(Saved data entries)
-- Begin --

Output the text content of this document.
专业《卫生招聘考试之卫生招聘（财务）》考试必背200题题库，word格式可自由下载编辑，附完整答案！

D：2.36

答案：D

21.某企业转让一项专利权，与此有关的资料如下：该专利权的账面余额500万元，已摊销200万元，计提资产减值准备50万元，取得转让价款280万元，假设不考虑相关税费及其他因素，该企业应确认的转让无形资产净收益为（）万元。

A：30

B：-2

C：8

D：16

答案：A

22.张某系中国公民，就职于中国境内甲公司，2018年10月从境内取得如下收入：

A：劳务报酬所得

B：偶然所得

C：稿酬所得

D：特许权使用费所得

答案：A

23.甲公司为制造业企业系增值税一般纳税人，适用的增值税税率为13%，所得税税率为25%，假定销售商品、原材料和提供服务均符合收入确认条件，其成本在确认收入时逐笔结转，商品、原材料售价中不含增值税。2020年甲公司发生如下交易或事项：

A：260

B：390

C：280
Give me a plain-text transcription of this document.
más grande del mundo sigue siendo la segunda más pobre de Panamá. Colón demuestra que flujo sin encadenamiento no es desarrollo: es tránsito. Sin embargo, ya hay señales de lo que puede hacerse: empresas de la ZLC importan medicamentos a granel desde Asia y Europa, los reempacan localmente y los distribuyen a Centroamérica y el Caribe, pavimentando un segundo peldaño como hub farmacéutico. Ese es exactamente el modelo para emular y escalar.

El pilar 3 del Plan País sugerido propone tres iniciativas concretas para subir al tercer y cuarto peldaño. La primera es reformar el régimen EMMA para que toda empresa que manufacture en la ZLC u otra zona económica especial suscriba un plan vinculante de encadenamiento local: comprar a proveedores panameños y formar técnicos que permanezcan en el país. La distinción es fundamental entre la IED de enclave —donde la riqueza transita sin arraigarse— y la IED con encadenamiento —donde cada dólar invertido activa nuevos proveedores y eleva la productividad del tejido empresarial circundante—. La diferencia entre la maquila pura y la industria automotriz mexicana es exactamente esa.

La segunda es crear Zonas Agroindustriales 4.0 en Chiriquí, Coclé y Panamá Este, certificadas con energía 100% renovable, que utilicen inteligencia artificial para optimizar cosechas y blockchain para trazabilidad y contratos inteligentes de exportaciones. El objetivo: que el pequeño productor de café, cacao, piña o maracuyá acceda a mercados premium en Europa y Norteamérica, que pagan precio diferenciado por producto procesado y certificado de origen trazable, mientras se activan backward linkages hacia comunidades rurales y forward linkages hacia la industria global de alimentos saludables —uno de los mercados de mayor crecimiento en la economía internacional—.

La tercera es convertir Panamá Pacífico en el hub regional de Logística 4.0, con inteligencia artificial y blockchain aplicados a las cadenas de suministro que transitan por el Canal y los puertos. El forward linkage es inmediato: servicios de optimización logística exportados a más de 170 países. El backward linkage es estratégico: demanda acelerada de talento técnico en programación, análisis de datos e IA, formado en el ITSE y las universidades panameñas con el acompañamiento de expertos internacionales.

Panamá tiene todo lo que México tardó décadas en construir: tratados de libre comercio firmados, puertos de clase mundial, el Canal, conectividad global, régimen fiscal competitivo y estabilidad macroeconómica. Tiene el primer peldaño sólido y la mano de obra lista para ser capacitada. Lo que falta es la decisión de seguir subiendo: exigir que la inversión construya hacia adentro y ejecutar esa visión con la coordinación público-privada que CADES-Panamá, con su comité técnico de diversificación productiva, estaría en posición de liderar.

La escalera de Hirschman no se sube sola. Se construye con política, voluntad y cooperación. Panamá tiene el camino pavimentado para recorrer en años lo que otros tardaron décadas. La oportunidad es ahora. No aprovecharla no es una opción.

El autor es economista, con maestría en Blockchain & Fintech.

-- End --

§ WHAT IS BEING ASKED:
Your task is to reproduce the whole listing exactly.

§ ANSWER TO THIS TASK:
Output the text content of this document.
专业《卫生招聘考试之卫生招聘（财务）》考试必背200题题库，word格式可自由下载编辑，附完整答案！

D：2.36

答案：D

21.某企业转让一项专利权，与此有关的资料如下：该专利权的账面余额500万元，已摊销200万元，计提资产减值准备50万元，取得转让价款280万元，假设不考虑相关税费及其他因素，该企业应确认的转让无形资产净收益为（）万元。

A：30

B：-2

C：8

D：16

答案：A

22.张某系中国公民，就职于中国境内甲公司，2018年10月从境内取得如下收入：

A：劳务报酬所得

B：偶然所得

C：稿酬所得

D：特许权使用费所得

答案：A

23.甲公司为制造业企业系增值税一般纳税人，适用的增值税税率为13%，所得税税率为25%，假定销售商品、原材料和提供服务均符合收入确认条件，其成本在确认收入时逐笔结转，商品、原材料售价中不含增值税。2020年甲公司发生如下交易或事项：

A：260

B：390

C：280
Give me a plain-text transcription of this document.
más grande del mundo sigue siendo la segunda más pobre de Panamá. Colón demuestra que flujo sin encadenamiento no es desarrollo: es tránsito. Sin embargo, ya hay señales de lo que puede hacerse: empresas de la ZLC importan medicamentos a granel desde Asia y Europa, los reempacan localmente y los distribuyen a Centroamérica y el Caribe, pavimentando un segundo peldaño como hub farmacéutico. Ese es exactamente el modelo para emular y escalar.

El pilar 3 del Plan País sugerido propone tres iniciativas concretas para subir al tercer y cuarto peldaño. La primera es reformar el régimen EMMA para que toda empresa que manufacture en la ZLC u otra zona económica especial suscriba un plan vinculante de encadenamiento local: comprar a proveedores panameños y formar técnicos que permanezcan en el país. La distinción es fundamental entre la IED de enclave —donde la riqueza transita sin arraigarse— y la IED con encadenamiento —donde cada dólar invertido activa nuevos proveedores y eleva la productividad del tejido empresarial circundante—. La diferencia entre la maquila pura y la industria automotriz mexicana es exactamente esa.

La segunda es crear Zonas Agroindustriales 4.0 en Chiriquí, Coclé y Panamá Este, certificadas con energía 100% renovable, que utilicen inteligencia artificial para optimizar cosechas y blockchain para trazabilidad y contratos inteligentes de exportaciones. El objetivo: que el pequeño productor de café, cacao, piña o maracuyá acceda a mercados premium en Europa y Norteamérica, que pagan precio diferenciado por producto procesado y certificado de origen trazable, mientras se activan backward linkages hacia comunidades rurales y forward linkages hacia la industria global de alimentos saludables —uno de los mercados de mayor crecimiento en la economía internacional—.

La tercera es convertir Panamá Pacífico en el hub regional de Logística 4.0, con inteligencia artificial y blockchain aplicados a las cadenas de suministro que transitan por el Canal y los puertos. El forward linkage es inmediato: servicios de optimización logística exportados a más de 170 países. El backward linkage es estratégico: demanda acelerada de talento técnico en programación, análisis de datos e IA, formado en el ITSE y las universidades panameñas con el acompañamiento de expertos internacionales.

Panamá tiene todo lo que México tardó décadas en construir: tratados de libre comercio firmados, puertos de clase mundial, el Canal, conectividad global, régimen fiscal competitivo y estabilidad macroeconómica. Tiene el primer peldaño sólido y la mano de obra lista para ser capacitada. Lo que falta es la decisión de seguir subiendo: exigir que la inversión construya hacia adentro y ejecutar esa visión con la coordinación público-privada que CADES-Panamá, con su comité técnico de diversificación productiva, estaría en posición de liderar.

La escalera de Hirschman no se sube sola. Se construye con política, voluntad y cooperación. Panamá tiene el camino pavimentado para recorrer en años lo que otros tardaron décadas. La oportunidad es ahora. No aprovecharla no es una opción.

El autor es economista, con maestría en Blockchain & Fintech.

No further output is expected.